§ **What you are asked to do**: Find every line in the records below that contains the word "следующего", and copy each such line.

§ **Raw data**:

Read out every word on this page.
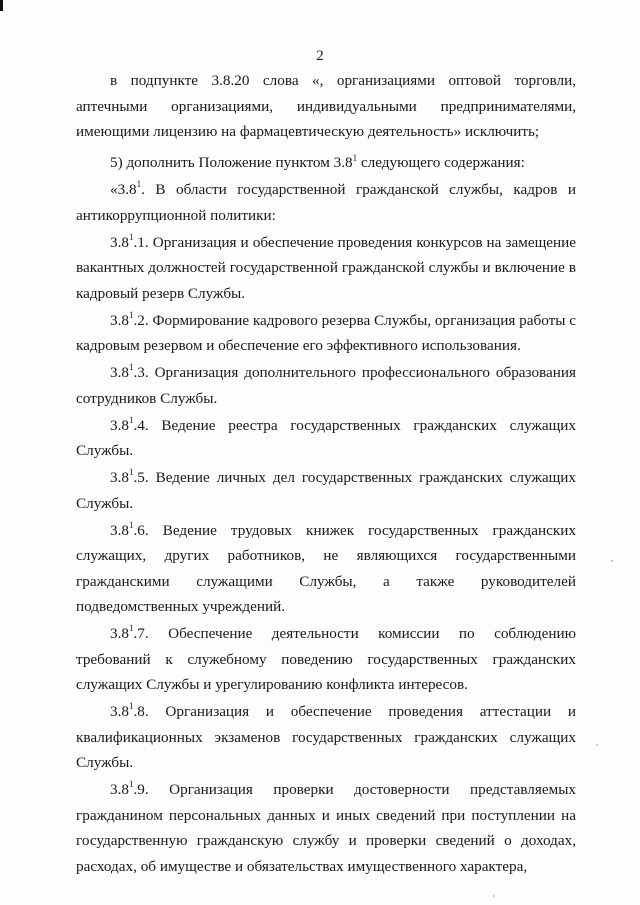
2

в подпункте 3.8.20 слова «, организациями оптовой торговли, аптечными организациями, индивидуальными предпринимателями, имеющими лицензию на фармацевтическую деятельность» исключить;

5) дополнить Положение пунктом $3.8^1$ следующего содержания:

«$3.8^1$. В области государственной гражданской службы, кадров и антикоррупционной политики:

$3.8^1.1$. Организация и обеспечение проведения конкурсов на замещение вакантных должностей государственной гражданской службы и включение в кадровый резерв Службы.

$3.8^1.2$. Формирование кадрового резерва Службы, организация работы с кадровым резервом и обеспечение его эффективного использования.

$3.8^1.3$. Организация дополнительного профессионального образования сотрудников Службы.

$3.8^1.4$. Ведение реестра государственных гражданских служащих Службы.

$3.8^1.5$. Ведение личных дел государственных гражданских служащих Службы.

$3.8^1.6$. Ведение трудовых книжек государственных гражданских служащих, других работников, не являющихся государственными гражданскими служащими Службы, а также руководителей подведомственных учреждений.

$3.8^1.7$. Обеспечение деятельности комиссии по соблюдению требований к служебному поведению государственных гражданских служащих Службы и урегулированию конфликта интересов.

$3.8^1.8$. Организация и обеспечение проведения аттестации и квалификационных экзаменов государственных гражданских служащих Службы.

$3.8^1.9$. Организация проверки достоверности представляемых гражданином персональных данных и иных сведений при поступлении на государственную гражданскую службу и проверки сведений о доходах, расходах, об имуществе и обязательствах имущественного характера,
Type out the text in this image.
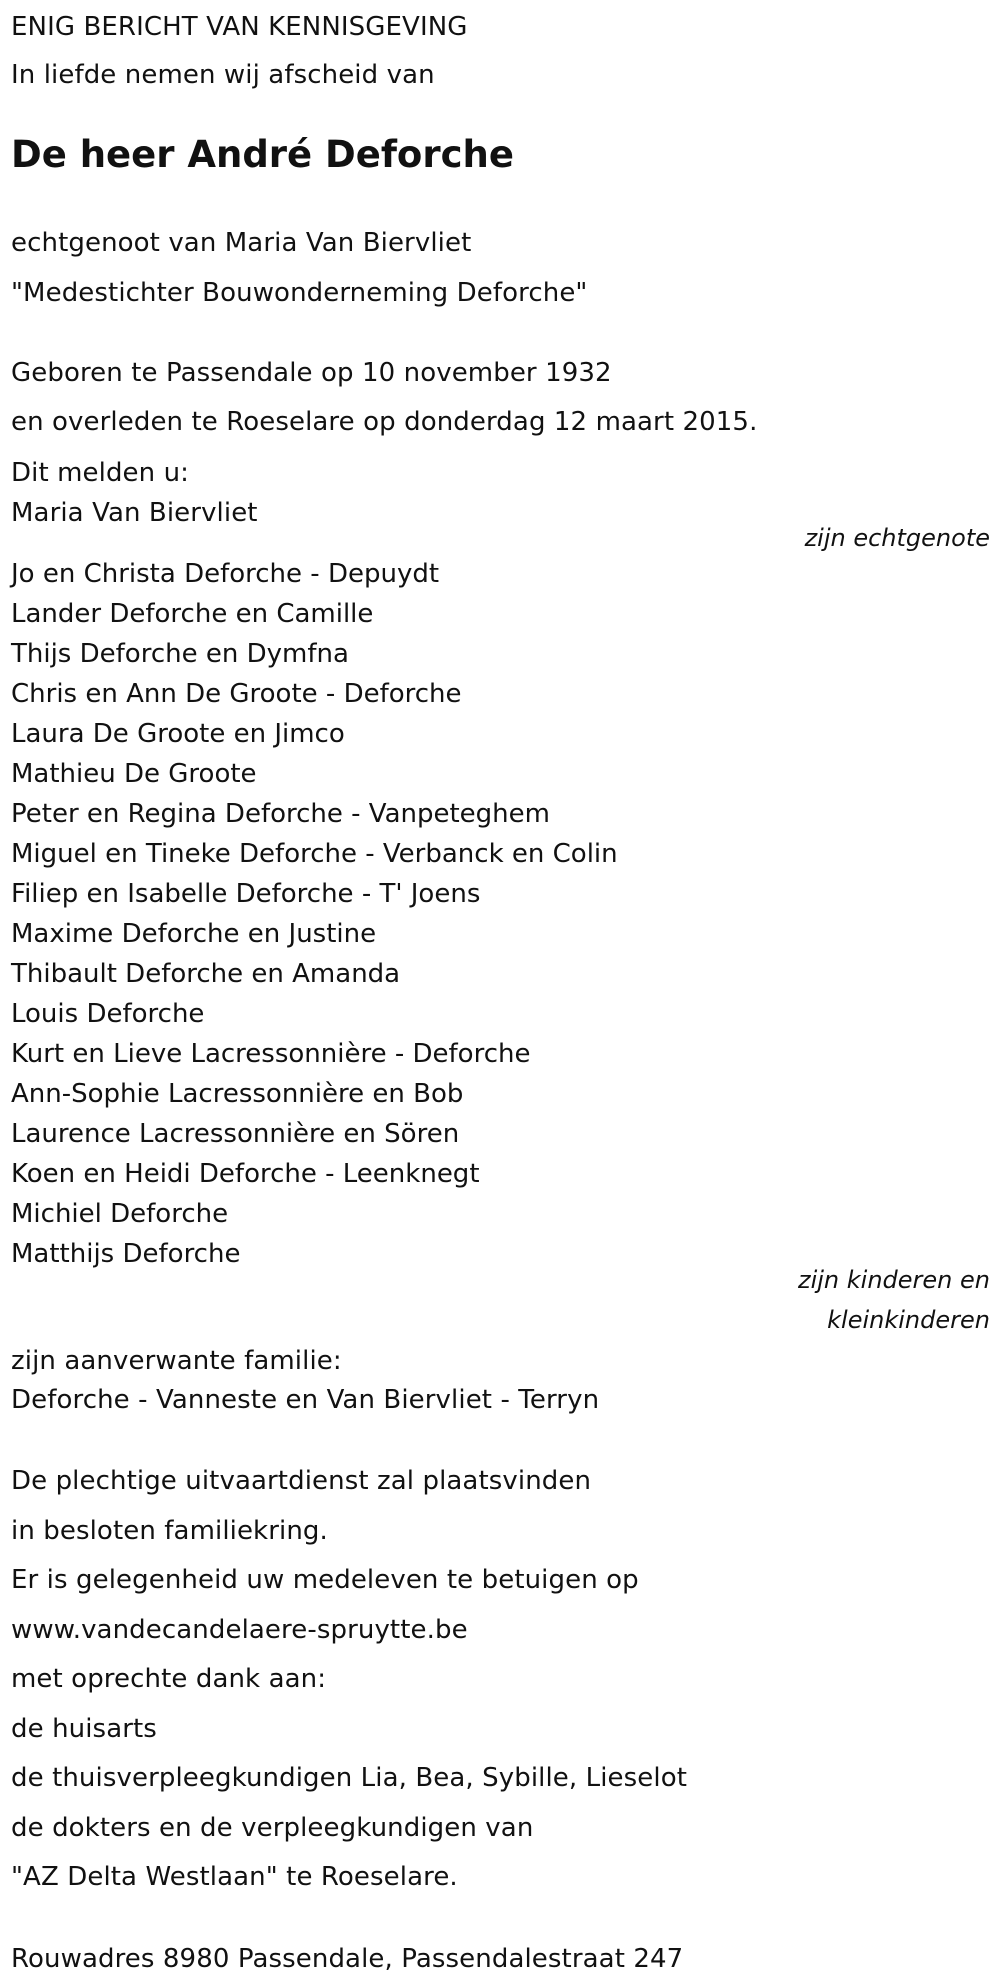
ENIG BERICHT VAN KENNISGEVING
In liefde nemen wij afscheid van
De heer André Deforche
echtgenoot van Maria Van Biervliet
"Medestichter Bouwonderneming Deforche"
Geboren te Passendale op 10 november 1932
en overleden te Roeselare op donderdag 12 maart 2015.
Dit melden u:
Maria Van Biervliet
zijn echtgenote
Jo en Christa Deforche - Depuydt
Lander Deforche en Camille
Thijs Deforche en Dymfna
Chris en Ann De Groote - Deforche
Laura De Groote en Jimco
Mathieu De Groote
Peter en Regina Deforche - Vanpeteghem
Miguel en Tineke Deforche - Verbanck en Colin
Filiep en Isabelle Deforche - T' Joens
Maxime Deforche en Justine
Thibault Deforche en Amanda
Louis Deforche
Kurt en Lieve Lacressonnière - Deforche
Ann-Sophie Lacressonnière en Bob
Laurence Lacressonnière en Sören
Koen en Heidi Deforche - Leenknegt
Michiel Deforche
Matthijs Deforche
zijn kinderen en
kleinkinderen
zijn aanverwante familie:
Deforche - Vanneste en Van Biervliet - Terryn
De plechtige uitvaartdienst zal plaatsvinden
in besloten familiekring.
Er is gelegenheid uw medeleven te betuigen op
www.vandecandelaere-spruytte.be
met oprechte dank aan:
de huisarts
de thuisverpleegkundigen Lia, Bea, Sybille, Lieselot
de dokters en de verpleegkundigen van
"AZ Delta Westlaan" te Roeselare.
Rouwadres 8980 Passendale, Passendalestraat 247
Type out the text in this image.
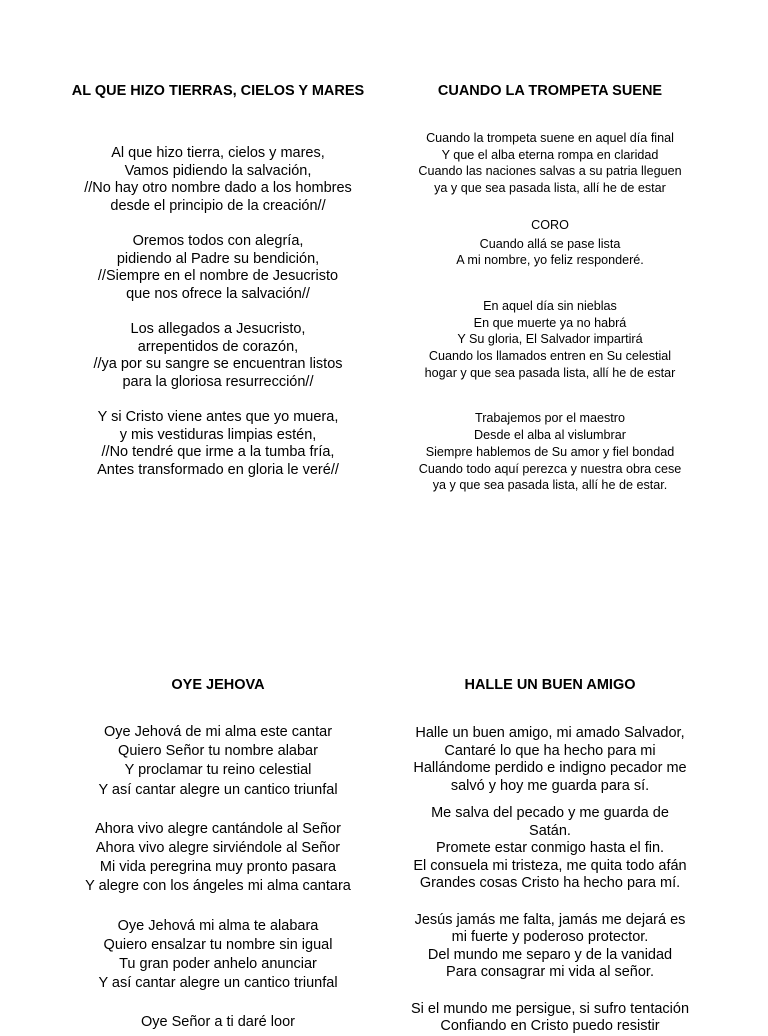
AL QUE HIZO TIERRAS, CIELOS Y MARES

Al que hizo tierra, cielos y mares,
Vamos pidiendo la salvación,
//No hay otro nombre dado a los hombres
desde el principio de la creación//

Oremos todos con alegría,
pidiendo al Padre su bendición,
//Siempre en el nombre de Jesucristo
que nos ofrece la salvación//

Los allegados a Jesucristo,
arrepentidos de corazón,
//ya por su sangre se encuentran listos
para la gloriosa resurrección//

Y si Cristo viene antes que yo muera,
y mis vestiduras limpias estén,
//No tendré que irme a la tumba fría,
Antes transformado en gloria le veré//

CUANDO LA TROMPETA SUENE

Cuando la trompeta suene en aquel día final
Y que el alba eterna rompa en claridad
Cuando las naciones salvas a su patria lleguen
ya y que sea pasada lista, allí he de estar

CORO

Cuando allá se pase lista
A mi nombre, yo feliz responderé.

En aquel día sin nieblas
En que muerte ya no habrá
Y Su gloria, El Salvador impartirá
Cuando los llamados entren en Su celestial
hogar y que sea pasada lista, allí he de estar

Trabajemos por el maestro
Desde el alba al vislumbrar
Siempre hablemos de Su amor y fiel bondad
Cuando todo aquí perezca y nuestra obra cese
ya y que sea pasada lista, allí he de estar.

OYE JEHOVA

Oye Jehová de mi alma este cantar
Quiero Señor tu nombre alabar
Y proclamar tu reino celestial
Y así cantar alegre un cantico triunfal

Ahora vivo alegre cantándole al Señor
Ahora vivo alegre sirviéndole al Señor
Mi vida peregrina muy pronto pasara
Y alegre con los ángeles mi alma cantara

Oye Jehová mi alma te alabara
Quiero ensalzar tu nombre sin igual
Tu gran poder anhelo anunciar
Y así cantar alegre un cantico triunfal

Oye Señor a ti daré loor

HALLE UN BUEN AMIGO

Halle un buen amigo, mi amado Salvador,
Cantaré lo que ha hecho para mi
Hallándome perdido e indigno pecador me
salvó y hoy me guarda para sí.

Me salva del pecado y me guarda de
Satán.
Promete estar conmigo hasta el fin.
El consuela mi tristeza, me quita todo afán
Grandes cosas Cristo ha hecho para mí.

Jesús jamás me falta, jamás me dejará es
mi fuerte y poderoso protector.
Del mundo me separo y de la vanidad
Para consagrar mi vida al señor.

Si el mundo me persigue, si sufro tentación
Confiando en Cristo puedo resistir
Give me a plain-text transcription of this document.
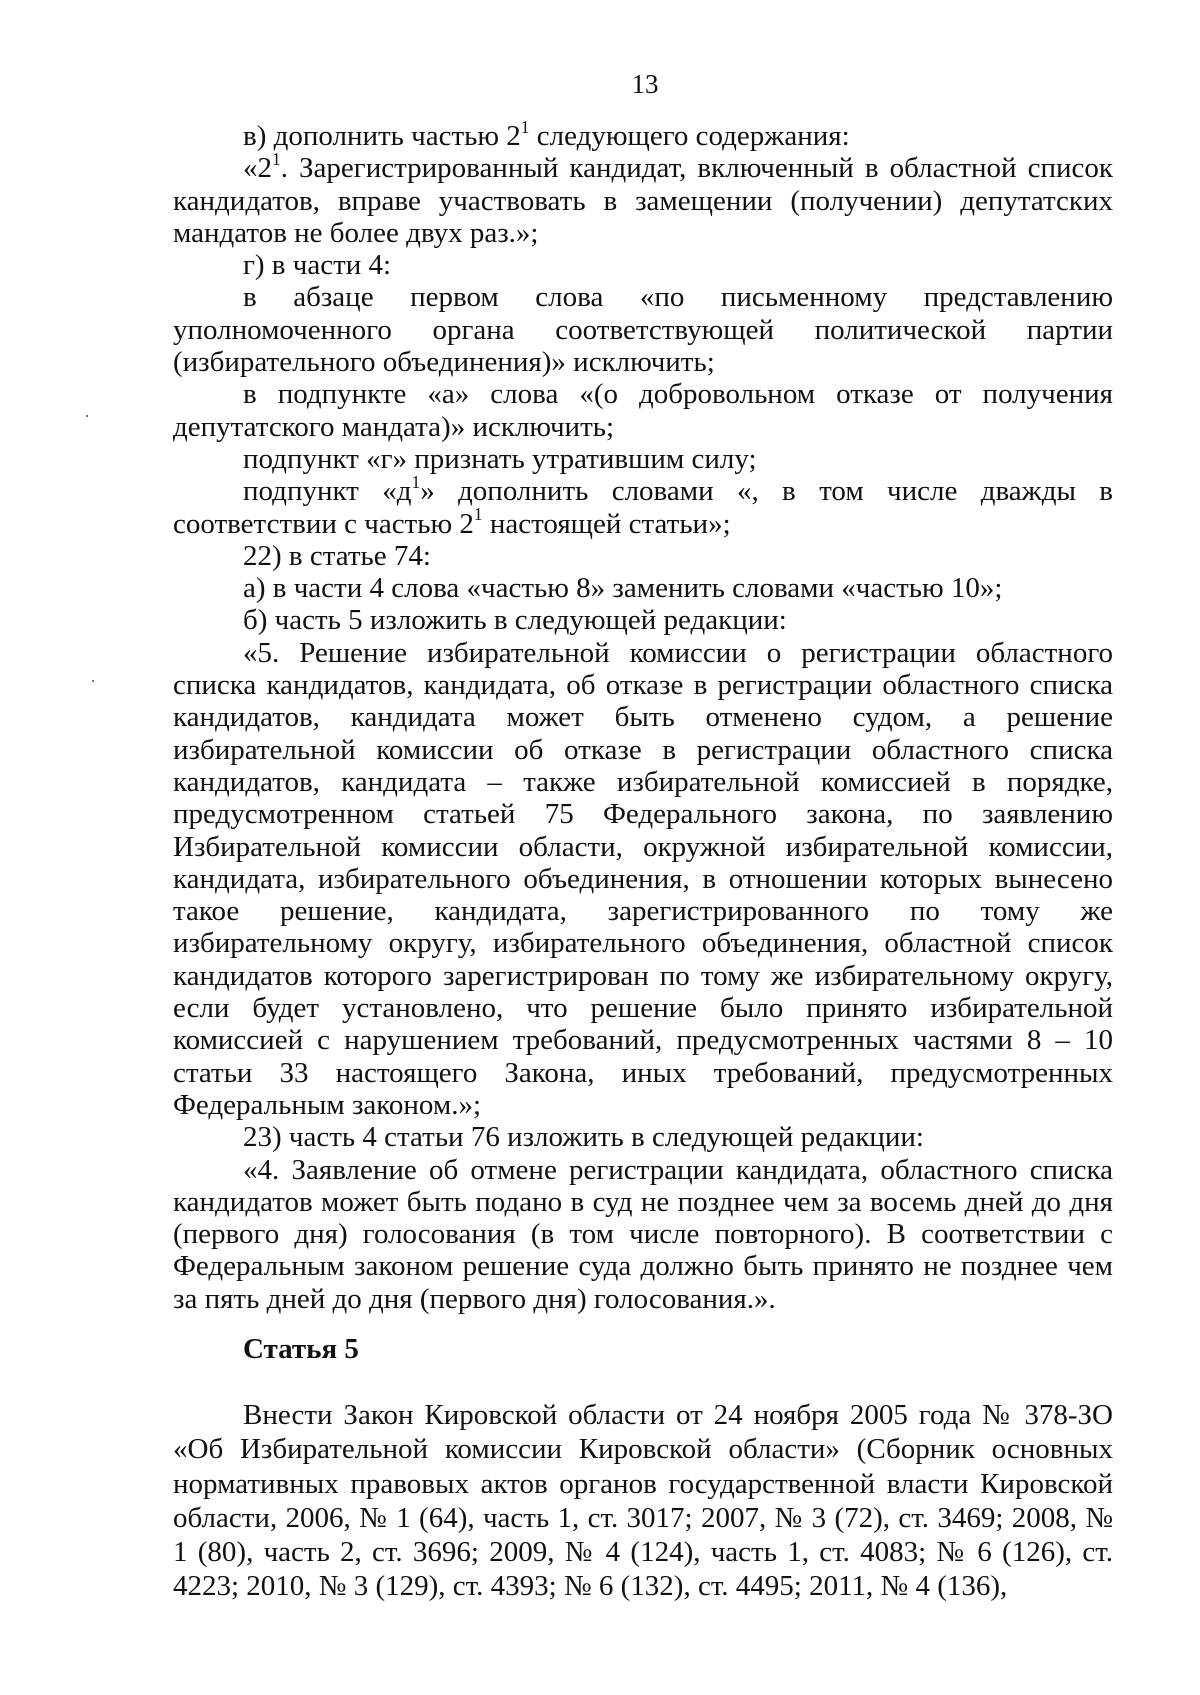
13

в) дополнить частью $2^1$ следующего содержания:

«$2^1$. Зарегистрированный кандидат, включенный в областной список кандидатов, вправе участвовать в замещении (получении) депутатских мандатов не более двух раз.»;

г) в части 4:

в абзаце первом слова «по письменному представлению уполномоченного органа соответствующей политической партии (избирательного объединения)» исключить;

в подпункте «а» слова «(о добровольном отказе от получения депутатского мандата)» исключить;

подпункт «г» признать утратившим силу;

подпункт «$д^1$» дополнить словами «, в том числе дважды в соответствии с частью $2^1$ настоящей статьи»;

22) в статье 74:

а) в части 4 слова «частью 8» заменить словами «частью 10»;

б) часть 5 изложить в следующей редакции:

«5. Решение избирательной комиссии о регистрации областного списка кандидатов, кандидата, об отказе в регистрации областного списка кандидатов, кандидата может быть отменено судом, а решение избирательной комиссии об отказе в регистрации областного списка кандидатов, кандидата – также избирательной комиссией в порядке, предусмотренном статьей 75 Федерального закона, по заявлению Избирательной комиссии области, окружной избирательной комиссии, кандидата, избирательного объединения, в отношении которых вынесено такое решение, кандидата, зарегистрированного по тому же избирательному округу, избирательного объединения, областной список кандидатов которого зарегистрирован по тому же избирательному округу, если будет установлено, что решение было принято избирательной комиссией с нарушением требований, предусмотренных частями 8 – 10 статьи 33 настоящего Закона, иных требований, предусмотренных Федеральным законом.»;

23) часть 4 статьи 76 изложить в следующей редакции:

«4. Заявление об отмене регистрации кандидата, областного списка кандидатов может быть подано в суд не позднее чем за восемь дней до дня (первого дня) голосования (в том числе повторного). В соответствии с Федеральным законом решение суда должно быть принято не позднее чем за пять дней до дня (первого дня) голосования.».

Статья 5

Внести Закон Кировской области от 24 ноября 2005 года № 378-ЗО «Об Избирательной комиссии Кировской области» (Сборник основных нормативных правовых актов органов государственной власти Кировской области, 2006, № 1 (64), часть 1, ст. 3017; 2007, № 3 (72), ст. 3469; 2008, № 1 (80), часть 2, ст. 3696; 2009, № 4 (124), часть 1, ст. 4083; № 6 (126), ст. 4223; 2010, № 3 (129), ст. 4393; № 6 (132), ст. 4495; 2011, № 4 (136),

§ **Reply**:
5) дополнить Положение пунктом $3.8^1$ следующего содержания:
в) дополнить частью $2^1$ следующего содержания:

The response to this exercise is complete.